● **REQUIRED WORK**: Records follow. Select each line holding "marker".

## start RECORDS

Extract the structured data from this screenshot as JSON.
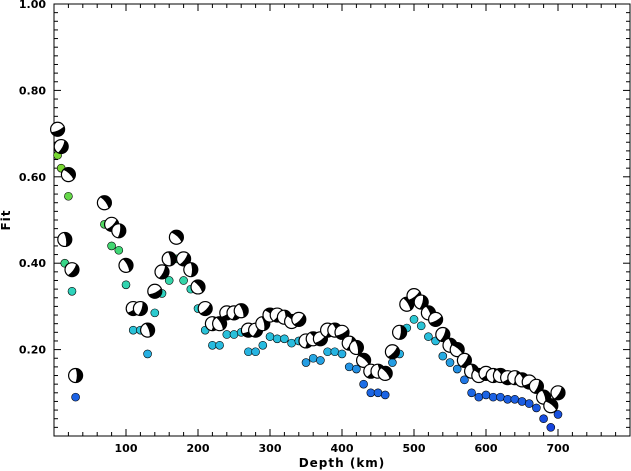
{
  "chart_data": {
    "type": "scatter",
    "xlabel": "Depth (km)",
    "ylabel": "Fit",
    "xlim": [
      0,
      800
    ],
    "ylim": [
      0.0,
      1.0
    ],
    "x_ticks": [
      100,
      200,
      300,
      400,
      500,
      600,
      700
    ],
    "x_tick_labels": [
      "100",
      "200",
      "300",
      "400",
      "500",
      "600",
      "700"
    ],
    "y_ticks": [
      0.2,
      0.4,
      0.6,
      0.8,
      1.0
    ],
    "y_tick_labels": [
      "0.20",
      "0.40",
      "0.60",
      "0.80",
      "1.00"
    ],
    "grid": false,
    "color_scale": {
      "low_fit": "#1f5fe0",
      "mid_fit": "#29c6d6",
      "high_fit": "#5fd63a"
    },
    "series": [
      {
        "marker": "filled circle, colored by fit",
        "points": [
          {
            "x": 5,
            "y": 0.65
          },
          {
            "x": 10,
            "y": 0.62
          },
          {
            "x": 15,
            "y": 0.4
          },
          {
            "x": 20,
            "y": 0.555
          },
          {
            "x": 25,
            "y": 0.335
          },
          {
            "x": 30,
            "y": 0.09
          },
          {
            "x": 70,
            "y": 0.49
          },
          {
            "x": 80,
            "y": 0.44
          },
          {
            "x": 90,
            "y": 0.43
          },
          {
            "x": 100,
            "y": 0.35
          },
          {
            "x": 110,
            "y": 0.245
          },
          {
            "x": 120,
            "y": 0.245
          },
          {
            "x": 130,
            "y": 0.19
          },
          {
            "x": 140,
            "y": 0.285
          },
          {
            "x": 150,
            "y": 0.33
          },
          {
            "x": 160,
            "y": 0.36
          },
          {
            "x": 170,
            "y": 0.41
          },
          {
            "x": 180,
            "y": 0.36
          },
          {
            "x": 190,
            "y": 0.34
          },
          {
            "x": 200,
            "y": 0.295
          },
          {
            "x": 210,
            "y": 0.245
          },
          {
            "x": 220,
            "y": 0.21
          },
          {
            "x": 230,
            "y": 0.21
          },
          {
            "x": 240,
            "y": 0.235
          },
          {
            "x": 250,
            "y": 0.235
          },
          {
            "x": 260,
            "y": 0.24
          },
          {
            "x": 270,
            "y": 0.195
          },
          {
            "x": 280,
            "y": 0.195
          },
          {
            "x": 290,
            "y": 0.21
          },
          {
            "x": 300,
            "y": 0.23
          },
          {
            "x": 310,
            "y": 0.225
          },
          {
            "x": 320,
            "y": 0.225
          },
          {
            "x": 330,
            "y": 0.215
          },
          {
            "x": 340,
            "y": 0.22
          },
          {
            "x": 350,
            "y": 0.17
          },
          {
            "x": 360,
            "y": 0.18
          },
          {
            "x": 370,
            "y": 0.175
          },
          {
            "x": 380,
            "y": 0.195
          },
          {
            "x": 390,
            "y": 0.195
          },
          {
            "x": 400,
            "y": 0.19
          },
          {
            "x": 410,
            "y": 0.16
          },
          {
            "x": 420,
            "y": 0.155
          },
          {
            "x": 430,
            "y": 0.12
          },
          {
            "x": 440,
            "y": 0.1
          },
          {
            "x": 450,
            "y": 0.1
          },
          {
            "x": 460,
            "y": 0.095
          },
          {
            "x": 470,
            "y": 0.17
          },
          {
            "x": 480,
            "y": 0.19
          },
          {
            "x": 490,
            "y": 0.25
          },
          {
            "x": 500,
            "y": 0.27
          },
          {
            "x": 510,
            "y": 0.255
          },
          {
            "x": 520,
            "y": 0.23
          },
          {
            "x": 530,
            "y": 0.22
          },
          {
            "x": 540,
            "y": 0.185
          },
          {
            "x": 550,
            "y": 0.17
          },
          {
            "x": 560,
            "y": 0.155
          },
          {
            "x": 570,
            "y": 0.13
          },
          {
            "x": 580,
            "y": 0.1
          },
          {
            "x": 590,
            "y": 0.09
          },
          {
            "x": 600,
            "y": 0.095
          },
          {
            "x": 610,
            "y": 0.09
          },
          {
            "x": 620,
            "y": 0.09
          },
          {
            "x": 630,
            "y": 0.085
          },
          {
            "x": 640,
            "y": 0.085
          },
          {
            "x": 650,
            "y": 0.08
          },
          {
            "x": 660,
            "y": 0.075
          },
          {
            "x": 670,
            "y": 0.065
          },
          {
            "x": 680,
            "y": 0.04
          },
          {
            "x": 690,
            "y": 0.02
          },
          {
            "x": 700,
            "y": 0.05
          }
        ]
      },
      {
        "marker": "focal mechanism beachball",
        "points": [
          {
            "x": 5,
            "y": 0.71
          },
          {
            "x": 10,
            "y": 0.67
          },
          {
            "x": 15,
            "y": 0.455
          },
          {
            "x": 20,
            "y": 0.605
          },
          {
            "x": 25,
            "y": 0.385
          },
          {
            "x": 30,
            "y": 0.14
          },
          {
            "x": 70,
            "y": 0.54
          },
          {
            "x": 80,
            "y": 0.49
          },
          {
            "x": 90,
            "y": 0.475
          },
          {
            "x": 100,
            "y": 0.395
          },
          {
            "x": 110,
            "y": 0.295
          },
          {
            "x": 120,
            "y": 0.295
          },
          {
            "x": 130,
            "y": 0.245
          },
          {
            "x": 140,
            "y": 0.335
          },
          {
            "x": 150,
            "y": 0.38
          },
          {
            "x": 160,
            "y": 0.41
          },
          {
            "x": 170,
            "y": 0.46
          },
          {
            "x": 180,
            "y": 0.41
          },
          {
            "x": 190,
            "y": 0.385
          },
          {
            "x": 200,
            "y": 0.345
          },
          {
            "x": 210,
            "y": 0.295
          },
          {
            "x": 220,
            "y": 0.26
          },
          {
            "x": 230,
            "y": 0.26
          },
          {
            "x": 240,
            "y": 0.285
          },
          {
            "x": 250,
            "y": 0.285
          },
          {
            "x": 260,
            "y": 0.29
          },
          {
            "x": 270,
            "y": 0.245
          },
          {
            "x": 280,
            "y": 0.245
          },
          {
            "x": 290,
            "y": 0.26
          },
          {
            "x": 300,
            "y": 0.28
          },
          {
            "x": 310,
            "y": 0.28
          },
          {
            "x": 320,
            "y": 0.275
          },
          {
            "x": 330,
            "y": 0.265
          },
          {
            "x": 340,
            "y": 0.27
          },
          {
            "x": 350,
            "y": 0.22
          },
          {
            "x": 360,
            "y": 0.225
          },
          {
            "x": 370,
            "y": 0.225
          },
          {
            "x": 380,
            "y": 0.245
          },
          {
            "x": 390,
            "y": 0.245
          },
          {
            "x": 400,
            "y": 0.24
          },
          {
            "x": 410,
            "y": 0.215
          },
          {
            "x": 420,
            "y": 0.205
          },
          {
            "x": 430,
            "y": 0.175
          },
          {
            "x": 440,
            "y": 0.15
          },
          {
            "x": 450,
            "y": 0.15
          },
          {
            "x": 460,
            "y": 0.145
          },
          {
            "x": 470,
            "y": 0.195
          },
          {
            "x": 480,
            "y": 0.24
          },
          {
            "x": 490,
            "y": 0.305
          },
          {
            "x": 500,
            "y": 0.325
          },
          {
            "x": 510,
            "y": 0.31
          },
          {
            "x": 520,
            "y": 0.285
          },
          {
            "x": 530,
            "y": 0.27
          },
          {
            "x": 540,
            "y": 0.235
          },
          {
            "x": 550,
            "y": 0.21
          },
          {
            "x": 560,
            "y": 0.2
          },
          {
            "x": 570,
            "y": 0.175
          },
          {
            "x": 580,
            "y": 0.15
          },
          {
            "x": 590,
            "y": 0.14
          },
          {
            "x": 600,
            "y": 0.145
          },
          {
            "x": 610,
            "y": 0.14
          },
          {
            "x": 620,
            "y": 0.14
          },
          {
            "x": 630,
            "y": 0.135
          },
          {
            "x": 640,
            "y": 0.135
          },
          {
            "x": 650,
            "y": 0.13
          },
          {
            "x": 660,
            "y": 0.125
          },
          {
            "x": 670,
            "y": 0.115
          },
          {
            "x": 680,
            "y": 0.09
          },
          {
            "x": 690,
            "y": 0.07
          },
          {
            "x": 700,
            "y": 0.1
          }
        ]
      }
    ]
  }
}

## end RECORDS

● **SOLUTION TO THIS EXERCISE**:
        "marker": "filled circle, colored by fit",
        "marker": "focal mechanism beachball",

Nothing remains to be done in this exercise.